• **What you should do**
Output the records exactly as they appear, with no pictures included.

··········

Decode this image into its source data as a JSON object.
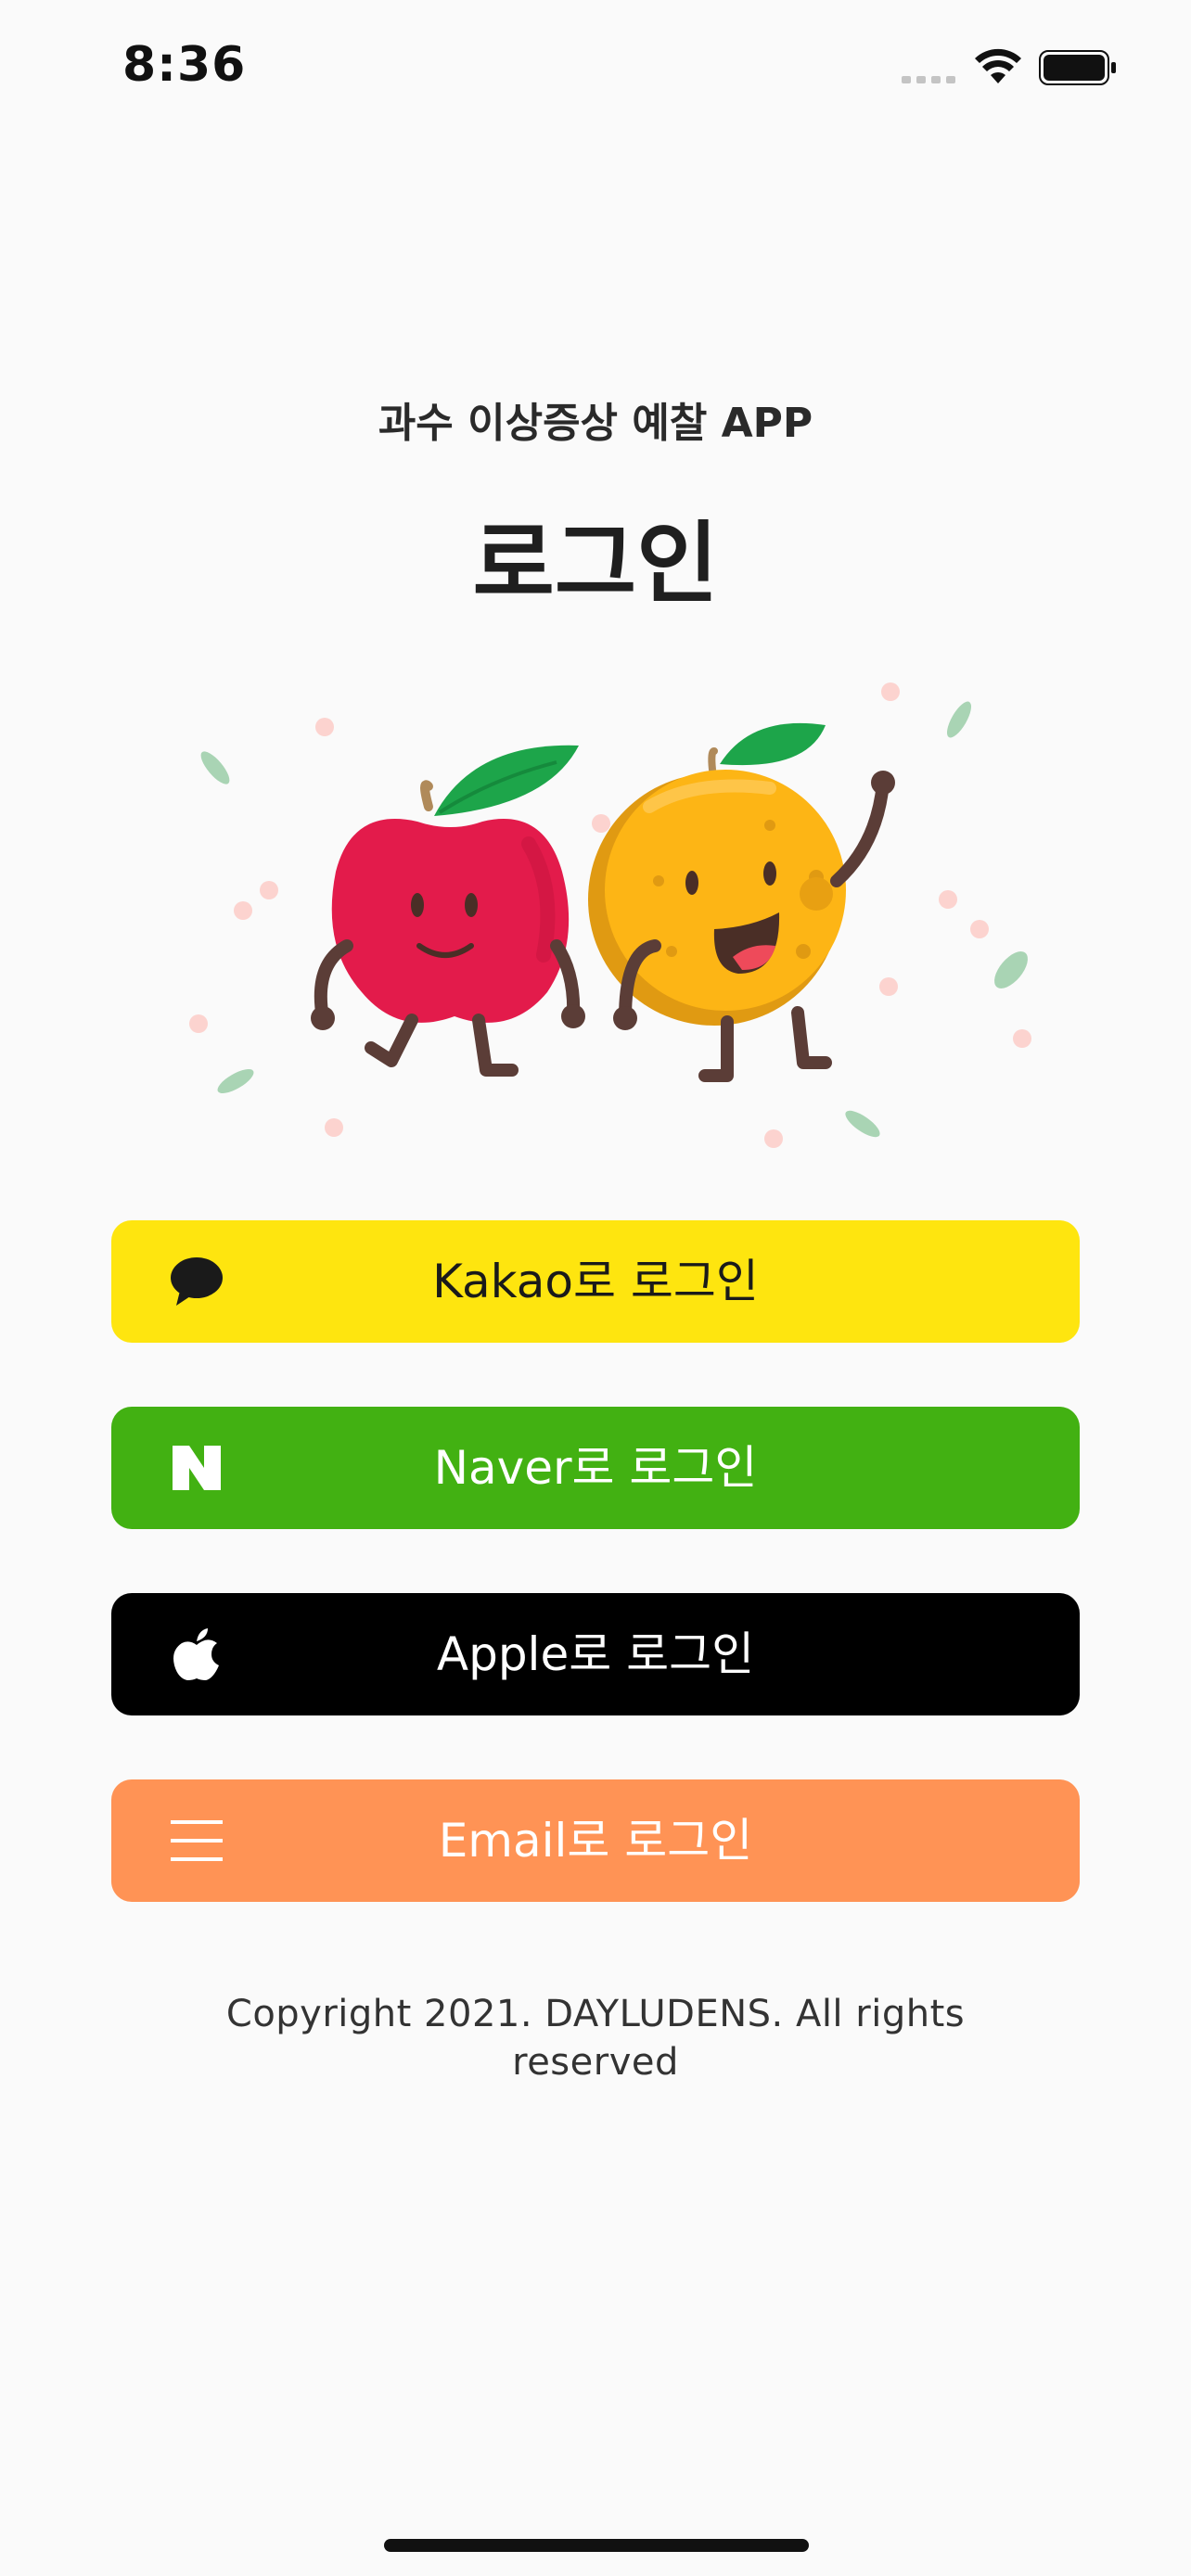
{
  "status_bar": {
    "time": "8:36",
    "icons": [
      "cellular-signal-icon",
      "wifi-icon",
      "battery-icon"
    ]
  },
  "header": {
    "subtitle": "과수 이상증상 예찰 APP",
    "title": "로그인"
  },
  "illustration": {
    "description_icon": "apple-and-orange-mascots-illustration"
  },
  "buttons": [
    {
      "id": "kakao",
      "label": "Kakao로 로그인",
      "icon": "kakao-speech-bubble-icon",
      "color": "#fee50f"
    },
    {
      "id": "naver",
      "label": "Naver로 로그인",
      "icon": "naver-n-icon",
      "color": "#42b112"
    },
    {
      "id": "apple",
      "label": "Apple로 로그인",
      "icon": "apple-logo-icon",
      "color": "#000000"
    },
    {
      "id": "email",
      "label": "Email로 로그인",
      "icon": "hamburger-menu-icon",
      "color": "#ff9355"
    }
  ],
  "footer": {
    "copyright": "Copyright 2021. DAYLUDENS. All rights reserved"
  }
}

··········

• **Result below**
Decode this image into its source data as a JSON object.
{
  "status_bar": {
    "time": "8:36",
    "icons": [
      "cellular-signal-icon",
      "wifi-icon",
      "battery-icon"
    ]
  },
  "header": {
    "subtitle": "과수 이상증상 예찰 APP",
    "title": "로그인"
  },
  "illustration": {
    "description_icon": "apple-and-orange-mascots-illustration"
  },
  "buttons": [
    {
      "id": "kakao",
      "label": "Kakao로 로그인",
      "icon": "kakao-speech-bubble-icon",
      "color": "#fee50f"
    },
    {
      "id": "naver",
      "label": "Naver로 로그인",
      "icon": "naver-n-icon",
      "color": "#42b112"
    },
    {
      "id": "apple",
      "label": "Apple로 로그인",
      "icon": "apple-logo-icon",
      "color": "#000000"
    },
    {
      "id": "email",
      "label": "Email로 로그인",
      "icon": "hamburger-menu-icon",
      "color": "#ff9355"
    }
  ],
  "footer": {
    "copyright": "Copyright 2021. DAYLUDENS. All rights reserved"
  }
}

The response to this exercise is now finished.